■ STATED TASK
Print exactly the lines from the line with "Transcribe this image's" to the last line of the data, please, both included.

>> start DATA FOR THIS TASK

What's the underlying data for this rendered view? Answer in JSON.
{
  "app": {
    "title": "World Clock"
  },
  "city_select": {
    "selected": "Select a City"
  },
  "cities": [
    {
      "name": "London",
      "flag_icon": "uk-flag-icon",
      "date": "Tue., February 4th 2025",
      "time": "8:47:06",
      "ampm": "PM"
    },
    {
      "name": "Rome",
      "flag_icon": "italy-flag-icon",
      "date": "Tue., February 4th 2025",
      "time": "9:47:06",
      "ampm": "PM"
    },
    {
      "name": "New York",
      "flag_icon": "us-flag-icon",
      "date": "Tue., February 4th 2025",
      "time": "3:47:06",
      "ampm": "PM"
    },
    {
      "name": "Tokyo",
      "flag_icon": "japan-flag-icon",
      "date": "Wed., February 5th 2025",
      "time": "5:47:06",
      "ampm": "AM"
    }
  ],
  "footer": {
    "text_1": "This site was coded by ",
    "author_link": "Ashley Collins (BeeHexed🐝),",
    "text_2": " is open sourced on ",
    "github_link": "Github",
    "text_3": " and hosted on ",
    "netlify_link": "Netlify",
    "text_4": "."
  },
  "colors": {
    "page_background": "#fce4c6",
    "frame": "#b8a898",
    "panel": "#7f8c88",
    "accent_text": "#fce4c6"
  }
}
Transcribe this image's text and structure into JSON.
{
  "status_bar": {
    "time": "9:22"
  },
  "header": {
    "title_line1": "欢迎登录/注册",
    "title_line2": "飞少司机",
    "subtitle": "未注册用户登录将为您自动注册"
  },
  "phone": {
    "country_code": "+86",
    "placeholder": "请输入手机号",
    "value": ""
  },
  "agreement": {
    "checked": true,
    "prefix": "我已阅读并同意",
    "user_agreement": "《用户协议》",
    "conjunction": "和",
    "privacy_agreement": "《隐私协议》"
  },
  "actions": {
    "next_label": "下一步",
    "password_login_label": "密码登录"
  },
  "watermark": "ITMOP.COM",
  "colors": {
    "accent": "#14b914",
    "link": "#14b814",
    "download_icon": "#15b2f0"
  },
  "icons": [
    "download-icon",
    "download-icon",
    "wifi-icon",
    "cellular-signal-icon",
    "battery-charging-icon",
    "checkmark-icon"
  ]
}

>> end DATA FOR THIS TASK

■ FULL ANSWER
Transcribe this image's text and structure into JSON.
{
  "status_bar": {
    "time": "9:22"
  },
  "header": {
    "title_line1": "欢迎登录/注册",
    "title_line2": "飞少司机",
    "subtitle": "未注册用户登录将为您自动注册"
  },
  "phone": {
    "country_code": "+86",
    "placeholder": "请输入手机号",
    "value": ""
  },
  "agreement": {
    "checked": true,
    "prefix": "我已阅读并同意",
    "user_agreement": "《用户协议》",
    "conjunction": "和",
    "privacy_agreement": "《隐私协议》"
  },
  "actions": {
    "next_label": "下一步",
    "password_login_label": "密码登录"
  },
  "watermark": "ITMOP.COM",
  "colors": {
    "accent": "#14b914",
    "link": "#14b814",
    "download_icon": "#15b2f0"
  },
  "icons": [
    "download-icon",
    "download-icon",
    "wifi-icon",
    "cellular-signal-icon",
    "battery-charging-icon",
    "checkmark-icon"
  ]
}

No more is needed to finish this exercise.